Práctica de la amistad. ¿Qué preceptos podrán hacerla verdaderamente firme y gustosa? La lealtad, la sencillez y la prontitud a la comunicación, responde Aelred, repitiendo, aunque sin citarlo, a Cicerón. Con mayor cuidado expone lo pertinente a otro precepto, la igualdad: cuanto más superior -en talento, en fortuna o en poder- sea uno a su amigo, tanto más deberá rebajarse para merecer sin reservas su confianza, como Janatás hizo con David. Para conservar incólume la amistad es preciso poseer el «arte de dar», sean el dinero o el buen consejo la materia de la donación. La adulación es la peste de la amistad; pero en la expresión de la verdad que se debe al amigo es preciso distinguir con delicadeza la «simulación» de la «disimulación», el asentimiento hipócrita, siempre rechazable, de un discreto silencio ocasional ante el espectáculo del defecto ajeno, en espera de ocasión propicia para intentar corregirlo mediante el buen consejo; más concreta y precisamente, el silencio que tan ejemplarmente supo emplear el profeta Natán frente a la conducta de David.

::::::

En el extracto sobre la amistad, ¿cuáles son los preceptos que, según Aelred, hacen la amistad verdaderamente firme y gustosa? Los ítems no guardan relación con el extracto sobre la amistad.

* MATERIAL PROPORCIONADO *
::::::

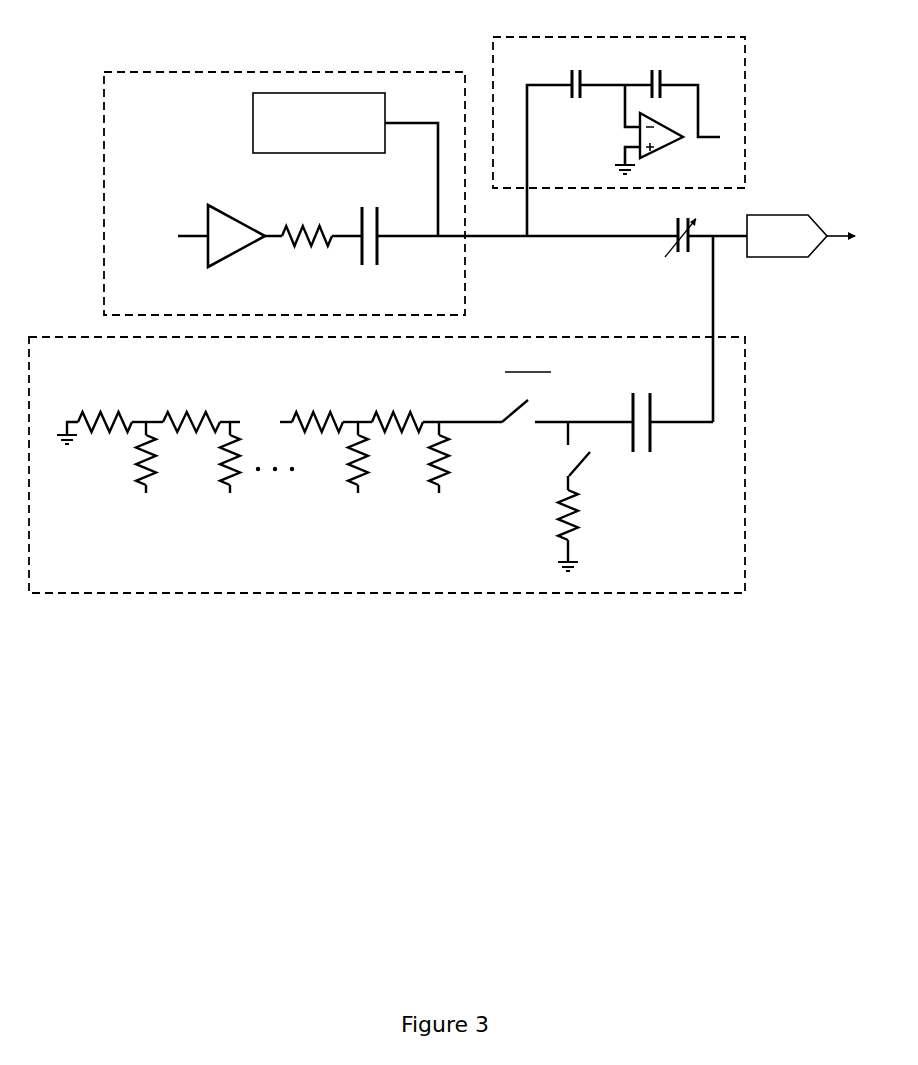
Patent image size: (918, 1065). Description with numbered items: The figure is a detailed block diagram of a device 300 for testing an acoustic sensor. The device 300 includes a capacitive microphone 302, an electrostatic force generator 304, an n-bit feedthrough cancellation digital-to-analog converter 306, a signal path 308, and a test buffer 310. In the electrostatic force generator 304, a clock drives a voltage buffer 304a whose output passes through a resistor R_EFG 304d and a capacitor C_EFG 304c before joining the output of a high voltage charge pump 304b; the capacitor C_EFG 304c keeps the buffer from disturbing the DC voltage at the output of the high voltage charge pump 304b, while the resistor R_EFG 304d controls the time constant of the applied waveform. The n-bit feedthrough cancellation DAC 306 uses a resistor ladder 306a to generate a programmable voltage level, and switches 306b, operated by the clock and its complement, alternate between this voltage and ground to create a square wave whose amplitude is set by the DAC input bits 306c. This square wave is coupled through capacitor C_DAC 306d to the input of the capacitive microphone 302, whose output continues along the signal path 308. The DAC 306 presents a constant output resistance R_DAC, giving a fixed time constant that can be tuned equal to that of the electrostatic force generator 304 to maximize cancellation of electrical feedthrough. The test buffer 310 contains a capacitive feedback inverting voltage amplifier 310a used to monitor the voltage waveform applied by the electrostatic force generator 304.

::::::

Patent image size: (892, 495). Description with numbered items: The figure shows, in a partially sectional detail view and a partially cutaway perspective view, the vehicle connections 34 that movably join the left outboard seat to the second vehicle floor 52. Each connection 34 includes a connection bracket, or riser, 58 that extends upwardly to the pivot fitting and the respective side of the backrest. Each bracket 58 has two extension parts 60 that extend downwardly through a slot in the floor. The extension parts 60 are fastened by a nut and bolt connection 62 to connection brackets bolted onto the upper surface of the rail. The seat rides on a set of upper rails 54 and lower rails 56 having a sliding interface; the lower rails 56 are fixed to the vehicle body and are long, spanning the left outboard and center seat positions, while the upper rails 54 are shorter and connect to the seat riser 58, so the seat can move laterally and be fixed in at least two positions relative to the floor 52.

::::::

* EN RESPUESTA *
La lealtad, la sencillez y la prontitud a la comunicación.